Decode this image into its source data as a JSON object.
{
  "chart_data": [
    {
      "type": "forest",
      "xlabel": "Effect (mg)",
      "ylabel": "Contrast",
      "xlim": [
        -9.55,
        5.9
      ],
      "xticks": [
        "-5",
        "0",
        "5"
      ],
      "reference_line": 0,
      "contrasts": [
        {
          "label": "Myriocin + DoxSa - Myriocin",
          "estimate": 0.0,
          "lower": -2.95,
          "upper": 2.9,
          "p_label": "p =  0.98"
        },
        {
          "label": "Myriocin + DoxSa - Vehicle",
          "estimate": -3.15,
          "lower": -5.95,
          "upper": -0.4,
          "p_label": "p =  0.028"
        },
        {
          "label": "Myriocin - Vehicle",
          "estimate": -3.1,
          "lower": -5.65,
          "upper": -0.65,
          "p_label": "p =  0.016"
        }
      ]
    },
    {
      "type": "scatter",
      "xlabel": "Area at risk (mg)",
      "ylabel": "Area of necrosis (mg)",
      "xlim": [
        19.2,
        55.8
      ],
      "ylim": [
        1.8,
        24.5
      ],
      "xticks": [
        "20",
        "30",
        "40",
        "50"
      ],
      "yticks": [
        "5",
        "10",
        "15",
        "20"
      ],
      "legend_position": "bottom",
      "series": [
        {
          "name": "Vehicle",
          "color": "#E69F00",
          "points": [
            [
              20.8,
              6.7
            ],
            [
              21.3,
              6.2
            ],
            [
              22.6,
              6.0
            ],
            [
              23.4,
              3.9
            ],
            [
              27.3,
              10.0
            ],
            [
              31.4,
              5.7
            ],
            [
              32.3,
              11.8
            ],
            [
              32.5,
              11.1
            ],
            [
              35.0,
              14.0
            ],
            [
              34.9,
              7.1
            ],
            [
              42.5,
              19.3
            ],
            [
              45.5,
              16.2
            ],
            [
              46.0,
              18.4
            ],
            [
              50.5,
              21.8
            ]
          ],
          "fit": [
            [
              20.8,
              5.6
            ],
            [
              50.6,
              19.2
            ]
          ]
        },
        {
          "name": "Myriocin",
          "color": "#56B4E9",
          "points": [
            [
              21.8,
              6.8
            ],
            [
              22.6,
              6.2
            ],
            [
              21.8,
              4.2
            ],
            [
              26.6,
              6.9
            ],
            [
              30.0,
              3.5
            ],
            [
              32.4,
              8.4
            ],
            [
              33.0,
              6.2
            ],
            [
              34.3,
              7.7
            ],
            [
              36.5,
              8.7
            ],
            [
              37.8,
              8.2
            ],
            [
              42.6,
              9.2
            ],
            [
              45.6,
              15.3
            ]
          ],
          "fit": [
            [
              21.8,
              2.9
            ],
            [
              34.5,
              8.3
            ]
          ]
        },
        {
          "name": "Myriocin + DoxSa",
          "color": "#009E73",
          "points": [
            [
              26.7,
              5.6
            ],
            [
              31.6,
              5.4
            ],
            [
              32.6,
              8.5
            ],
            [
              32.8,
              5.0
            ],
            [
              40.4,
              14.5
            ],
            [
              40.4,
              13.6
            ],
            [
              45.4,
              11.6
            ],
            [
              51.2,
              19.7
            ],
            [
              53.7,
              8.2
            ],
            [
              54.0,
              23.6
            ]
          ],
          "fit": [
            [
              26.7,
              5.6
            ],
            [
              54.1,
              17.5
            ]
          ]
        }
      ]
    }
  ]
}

□ □ □ □ □

Written problem:
Quote each line of the data above exactly as written.

Result below:
Decode this image into its source data as a JSON object.
{
  "chart_data": [
    {
      "type": "forest",
      "xlabel": "Effect (mg)",
      "ylabel": "Contrast",
      "xlim": [
        -9.55,
        5.9
      ],
      "xticks": [
        "-5",
        "0",
        "5"
      ],
      "reference_line": 0,
      "contrasts": [
        {
          "label": "Myriocin + DoxSa - Myriocin",
          "estimate": 0.0,
          "lower": -2.95,
          "upper": 2.9,
          "p_label": "p =  0.98"
        },
        {
          "label": "Myriocin + DoxSa - Vehicle",
          "estimate": -3.15,
          "lower": -5.95,
          "upper": -0.4,
          "p_label": "p =  0.028"
        },
        {
          "label": "Myriocin - Vehicle",
          "estimate": -3.1,
          "lower": -5.65,
          "upper": -0.65,
          "p_label": "p =  0.016"
        }
      ]
    },
    {
      "type": "scatter",
      "xlabel": "Area at risk (mg)",
      "ylabel": "Area of necrosis (mg)",
      "xlim": [
        19.2,
        55.8
      ],
      "ylim": [
        1.8,
        24.5
      ],
      "xticks": [
        "20",
        "30",
        "40",
        "50"
      ],
      "yticks": [
        "5",
        "10",
        "15",
        "20"
      ],
      "legend_position": "bottom",
      "series": [
        {
          "name": "Vehicle",
          "color": "#E69F00",
          "points": [
            [
              20.8,
              6.7
            ],
            [
              21.3,
              6.2
            ],
            [
              22.6,
              6.0
            ],
            [
              23.4,
              3.9
            ],
            [
              27.3,
              10.0
            ],
            [
              31.4,
              5.7
            ],
            [
              32.3,
              11.8
            ],
            [
              32.5,
              11.1
            ],
            [
              35.0,
              14.0
            ],
            [
              34.9,
              7.1
            ],
            [
              42.5,
              19.3
            ],
            [
              45.5,
              16.2
            ],
            [
              46.0,
              18.4
            ],
            [
              50.5,
              21.8
            ]
          ],
          "fit": [
            [
              20.8,
              5.6
            ],
            [
              50.6,
              19.2
            ]
          ]
        },
        {
          "name": "Myriocin",
          "color": "#56B4E9",
          "points": [
            [
              21.8,
              6.8
            ],
            [
              22.6,
              6.2
            ],
            [
              21.8,
              4.2
            ],
            [
              26.6,
              6.9
            ],
            [
              30.0,
              3.5
            ],
            [
              32.4,
              8.4
            ],
            [
              33.0,
              6.2
            ],
            [
              34.3,
              7.7
            ],
            [
              36.5,
              8.7
            ],
            [
              37.8,
              8.2
            ],
            [
              42.6,
              9.2
            ],
            [
              45.6,
              15.3
            ]
          ],
          "fit": [
            [
              21.8,
              2.9
            ],
            [
              34.5,
              8.3
            ]
          ]
        },
        {
          "name": "Myriocin + DoxSa",
          "color": "#009E73",
          "points": [
            [
              26.7,
              5.6
            ],
            [
              31.6,
              5.4
            ],
            [
              32.6,
              8.5
            ],
            [
              32.8,
              5.0
            ],
            [
              40.4,
              14.5
            ],
            [
              40.4,
              13.6
            ],
            [
              45.4,
              11.6
            ],
            [
              51.2,
              19.7
            ],
            [
              53.7,
              8.2
            ],
            [
              54.0,
              23.6
            ]
          ],
          "fit": [
            [
              26.7,
              5.6
            ],
            [
              54.1,
              17.5
            ]
          ]
        }
      ]
    }
  ]
}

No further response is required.